__What is needed__
Select the lines that contain "weight" and copy each of them.

__Data section__
^^^^

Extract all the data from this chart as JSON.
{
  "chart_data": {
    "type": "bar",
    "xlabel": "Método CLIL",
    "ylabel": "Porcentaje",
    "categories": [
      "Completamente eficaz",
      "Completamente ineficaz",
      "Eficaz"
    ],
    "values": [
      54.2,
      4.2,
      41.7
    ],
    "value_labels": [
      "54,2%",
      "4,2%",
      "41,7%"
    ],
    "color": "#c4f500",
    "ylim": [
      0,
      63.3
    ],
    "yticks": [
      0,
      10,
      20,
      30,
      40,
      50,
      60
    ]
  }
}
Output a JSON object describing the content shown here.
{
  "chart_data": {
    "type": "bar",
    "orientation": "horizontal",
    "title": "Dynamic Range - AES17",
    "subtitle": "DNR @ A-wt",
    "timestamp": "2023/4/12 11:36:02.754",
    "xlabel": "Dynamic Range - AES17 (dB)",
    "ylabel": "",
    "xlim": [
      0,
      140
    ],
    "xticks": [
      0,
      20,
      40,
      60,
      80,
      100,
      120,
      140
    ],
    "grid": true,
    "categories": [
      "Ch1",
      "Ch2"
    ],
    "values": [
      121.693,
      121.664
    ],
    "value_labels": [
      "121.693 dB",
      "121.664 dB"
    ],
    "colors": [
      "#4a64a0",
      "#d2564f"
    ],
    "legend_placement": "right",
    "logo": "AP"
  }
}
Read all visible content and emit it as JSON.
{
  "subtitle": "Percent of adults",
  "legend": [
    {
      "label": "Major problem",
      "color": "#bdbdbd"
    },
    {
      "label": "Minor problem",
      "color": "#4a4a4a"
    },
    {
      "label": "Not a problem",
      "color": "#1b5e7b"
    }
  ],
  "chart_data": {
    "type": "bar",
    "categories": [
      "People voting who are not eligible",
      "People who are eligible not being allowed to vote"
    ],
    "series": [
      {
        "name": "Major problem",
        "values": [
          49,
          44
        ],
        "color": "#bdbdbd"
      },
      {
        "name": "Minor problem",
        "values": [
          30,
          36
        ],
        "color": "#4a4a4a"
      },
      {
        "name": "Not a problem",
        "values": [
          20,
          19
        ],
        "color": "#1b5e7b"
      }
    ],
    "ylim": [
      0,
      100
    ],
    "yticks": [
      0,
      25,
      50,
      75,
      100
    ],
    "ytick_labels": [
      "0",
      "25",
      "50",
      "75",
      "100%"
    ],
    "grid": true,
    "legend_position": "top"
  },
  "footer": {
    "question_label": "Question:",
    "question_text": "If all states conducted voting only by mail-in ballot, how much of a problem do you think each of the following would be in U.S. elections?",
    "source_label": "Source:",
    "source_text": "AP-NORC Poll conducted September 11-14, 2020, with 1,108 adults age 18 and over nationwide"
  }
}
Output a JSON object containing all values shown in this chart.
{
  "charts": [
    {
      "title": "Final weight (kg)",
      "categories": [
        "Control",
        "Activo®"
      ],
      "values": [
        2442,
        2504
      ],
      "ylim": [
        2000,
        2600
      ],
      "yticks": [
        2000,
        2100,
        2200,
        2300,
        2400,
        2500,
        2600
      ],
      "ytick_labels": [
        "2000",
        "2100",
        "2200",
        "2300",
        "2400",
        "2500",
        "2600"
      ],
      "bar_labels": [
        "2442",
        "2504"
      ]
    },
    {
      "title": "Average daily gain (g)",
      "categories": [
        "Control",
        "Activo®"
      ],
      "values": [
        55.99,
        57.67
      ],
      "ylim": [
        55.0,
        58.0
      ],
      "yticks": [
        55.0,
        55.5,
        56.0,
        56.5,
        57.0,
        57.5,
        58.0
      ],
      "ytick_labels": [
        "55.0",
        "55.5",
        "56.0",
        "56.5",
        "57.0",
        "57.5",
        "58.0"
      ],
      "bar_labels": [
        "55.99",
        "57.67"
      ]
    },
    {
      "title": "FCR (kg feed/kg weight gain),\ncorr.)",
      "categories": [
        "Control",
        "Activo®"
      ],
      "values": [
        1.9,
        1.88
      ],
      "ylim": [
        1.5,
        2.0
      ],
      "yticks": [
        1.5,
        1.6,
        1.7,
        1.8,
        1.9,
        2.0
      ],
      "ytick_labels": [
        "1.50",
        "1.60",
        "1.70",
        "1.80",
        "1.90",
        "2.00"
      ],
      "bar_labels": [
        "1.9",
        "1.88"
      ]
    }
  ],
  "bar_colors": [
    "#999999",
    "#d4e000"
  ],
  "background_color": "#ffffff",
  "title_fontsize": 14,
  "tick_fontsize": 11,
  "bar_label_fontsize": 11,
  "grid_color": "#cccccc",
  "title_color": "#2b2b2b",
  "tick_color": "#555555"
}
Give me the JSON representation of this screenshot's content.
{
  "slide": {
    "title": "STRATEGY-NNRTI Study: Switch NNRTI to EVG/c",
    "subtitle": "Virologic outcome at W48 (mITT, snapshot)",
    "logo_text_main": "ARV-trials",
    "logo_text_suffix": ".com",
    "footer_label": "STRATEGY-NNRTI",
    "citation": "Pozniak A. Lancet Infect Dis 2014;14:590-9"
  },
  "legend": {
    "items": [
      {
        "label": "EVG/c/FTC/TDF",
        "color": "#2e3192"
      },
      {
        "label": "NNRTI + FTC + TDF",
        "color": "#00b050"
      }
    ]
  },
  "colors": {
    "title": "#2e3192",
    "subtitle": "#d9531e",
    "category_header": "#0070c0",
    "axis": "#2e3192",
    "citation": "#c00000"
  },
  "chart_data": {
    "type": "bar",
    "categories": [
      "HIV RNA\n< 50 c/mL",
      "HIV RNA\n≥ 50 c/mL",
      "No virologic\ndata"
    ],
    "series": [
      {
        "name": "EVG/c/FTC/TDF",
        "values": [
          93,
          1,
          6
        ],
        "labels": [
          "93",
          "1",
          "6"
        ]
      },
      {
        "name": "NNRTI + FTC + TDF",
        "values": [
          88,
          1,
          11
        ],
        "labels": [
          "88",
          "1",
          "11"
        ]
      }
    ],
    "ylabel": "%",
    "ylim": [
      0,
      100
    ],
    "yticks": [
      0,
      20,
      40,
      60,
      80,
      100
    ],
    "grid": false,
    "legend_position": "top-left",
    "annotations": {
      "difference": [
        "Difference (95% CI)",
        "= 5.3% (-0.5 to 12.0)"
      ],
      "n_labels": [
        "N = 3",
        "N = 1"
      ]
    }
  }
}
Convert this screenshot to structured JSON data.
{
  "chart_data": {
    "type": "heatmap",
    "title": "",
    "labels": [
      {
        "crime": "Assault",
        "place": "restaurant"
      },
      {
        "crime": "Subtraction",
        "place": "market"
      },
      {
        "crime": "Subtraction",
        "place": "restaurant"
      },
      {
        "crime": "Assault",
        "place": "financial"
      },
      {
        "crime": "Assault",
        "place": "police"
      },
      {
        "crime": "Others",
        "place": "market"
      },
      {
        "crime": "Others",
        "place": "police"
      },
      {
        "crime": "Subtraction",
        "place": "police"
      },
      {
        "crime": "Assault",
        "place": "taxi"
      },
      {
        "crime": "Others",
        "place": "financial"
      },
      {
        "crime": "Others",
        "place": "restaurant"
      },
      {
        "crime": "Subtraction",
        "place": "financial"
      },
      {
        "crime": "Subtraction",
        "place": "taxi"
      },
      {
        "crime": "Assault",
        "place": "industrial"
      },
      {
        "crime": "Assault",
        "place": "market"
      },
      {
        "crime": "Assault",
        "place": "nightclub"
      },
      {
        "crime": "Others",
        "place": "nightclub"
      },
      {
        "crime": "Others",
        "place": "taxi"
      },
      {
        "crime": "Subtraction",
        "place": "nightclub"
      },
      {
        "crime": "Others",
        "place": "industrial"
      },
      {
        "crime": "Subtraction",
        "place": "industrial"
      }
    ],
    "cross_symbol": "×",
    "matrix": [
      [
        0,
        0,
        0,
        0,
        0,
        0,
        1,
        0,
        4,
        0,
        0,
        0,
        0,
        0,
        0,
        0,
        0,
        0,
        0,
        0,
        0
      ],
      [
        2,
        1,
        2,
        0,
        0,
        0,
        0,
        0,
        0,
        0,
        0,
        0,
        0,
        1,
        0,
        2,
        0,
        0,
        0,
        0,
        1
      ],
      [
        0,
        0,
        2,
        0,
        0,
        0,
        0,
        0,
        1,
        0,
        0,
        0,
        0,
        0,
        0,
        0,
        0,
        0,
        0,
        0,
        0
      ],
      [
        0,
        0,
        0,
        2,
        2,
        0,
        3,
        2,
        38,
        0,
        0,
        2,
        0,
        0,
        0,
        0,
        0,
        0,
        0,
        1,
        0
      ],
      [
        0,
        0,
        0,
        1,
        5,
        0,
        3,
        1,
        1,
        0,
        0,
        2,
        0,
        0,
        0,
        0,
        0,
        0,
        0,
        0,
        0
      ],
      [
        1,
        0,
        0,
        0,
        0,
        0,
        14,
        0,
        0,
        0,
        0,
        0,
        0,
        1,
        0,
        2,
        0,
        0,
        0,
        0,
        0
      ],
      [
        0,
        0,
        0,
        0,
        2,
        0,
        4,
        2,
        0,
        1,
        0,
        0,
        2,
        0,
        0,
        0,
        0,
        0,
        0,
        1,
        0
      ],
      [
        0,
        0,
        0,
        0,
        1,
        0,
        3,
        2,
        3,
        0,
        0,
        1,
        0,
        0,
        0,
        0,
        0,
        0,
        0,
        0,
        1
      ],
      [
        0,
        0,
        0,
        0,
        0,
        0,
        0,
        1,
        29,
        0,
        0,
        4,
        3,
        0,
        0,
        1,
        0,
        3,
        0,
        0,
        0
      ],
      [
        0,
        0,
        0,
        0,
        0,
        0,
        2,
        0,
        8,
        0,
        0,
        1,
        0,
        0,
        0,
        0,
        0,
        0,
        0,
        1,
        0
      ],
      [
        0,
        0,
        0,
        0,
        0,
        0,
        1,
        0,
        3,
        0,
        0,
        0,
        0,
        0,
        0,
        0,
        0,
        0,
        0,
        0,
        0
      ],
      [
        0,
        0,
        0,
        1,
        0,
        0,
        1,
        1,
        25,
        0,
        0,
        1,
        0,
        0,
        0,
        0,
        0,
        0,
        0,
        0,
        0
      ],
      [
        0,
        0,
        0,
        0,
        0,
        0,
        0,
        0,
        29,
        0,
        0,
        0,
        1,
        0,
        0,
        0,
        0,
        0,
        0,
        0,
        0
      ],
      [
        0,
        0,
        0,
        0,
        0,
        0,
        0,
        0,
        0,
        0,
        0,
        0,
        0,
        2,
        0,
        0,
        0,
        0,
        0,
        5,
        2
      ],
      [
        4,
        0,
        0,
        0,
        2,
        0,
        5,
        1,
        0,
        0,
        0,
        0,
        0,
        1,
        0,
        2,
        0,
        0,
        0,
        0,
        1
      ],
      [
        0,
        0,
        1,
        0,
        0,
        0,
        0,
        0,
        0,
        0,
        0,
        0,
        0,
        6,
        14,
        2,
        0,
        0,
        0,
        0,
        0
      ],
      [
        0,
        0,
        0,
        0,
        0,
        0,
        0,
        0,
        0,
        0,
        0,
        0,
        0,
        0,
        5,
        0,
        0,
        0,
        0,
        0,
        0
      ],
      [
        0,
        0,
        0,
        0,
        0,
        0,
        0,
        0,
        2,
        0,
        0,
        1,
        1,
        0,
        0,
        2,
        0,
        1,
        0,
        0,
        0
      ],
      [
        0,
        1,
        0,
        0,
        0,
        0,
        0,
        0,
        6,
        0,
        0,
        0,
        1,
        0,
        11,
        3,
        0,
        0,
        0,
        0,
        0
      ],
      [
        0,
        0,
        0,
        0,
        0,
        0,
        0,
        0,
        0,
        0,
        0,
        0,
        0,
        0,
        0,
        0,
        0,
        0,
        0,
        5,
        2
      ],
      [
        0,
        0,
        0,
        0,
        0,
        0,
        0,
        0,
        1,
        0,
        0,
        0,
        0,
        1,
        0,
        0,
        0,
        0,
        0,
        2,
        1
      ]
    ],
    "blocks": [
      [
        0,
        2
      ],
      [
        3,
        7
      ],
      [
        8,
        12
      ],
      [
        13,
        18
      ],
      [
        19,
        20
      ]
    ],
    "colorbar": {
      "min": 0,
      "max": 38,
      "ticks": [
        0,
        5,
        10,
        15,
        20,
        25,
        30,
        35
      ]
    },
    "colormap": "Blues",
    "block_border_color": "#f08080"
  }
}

^^^^

__Written response__
      "title": "Final weight (kg)",
      "title": "FCR (kg feed/kg weight gain),\ncorr.)",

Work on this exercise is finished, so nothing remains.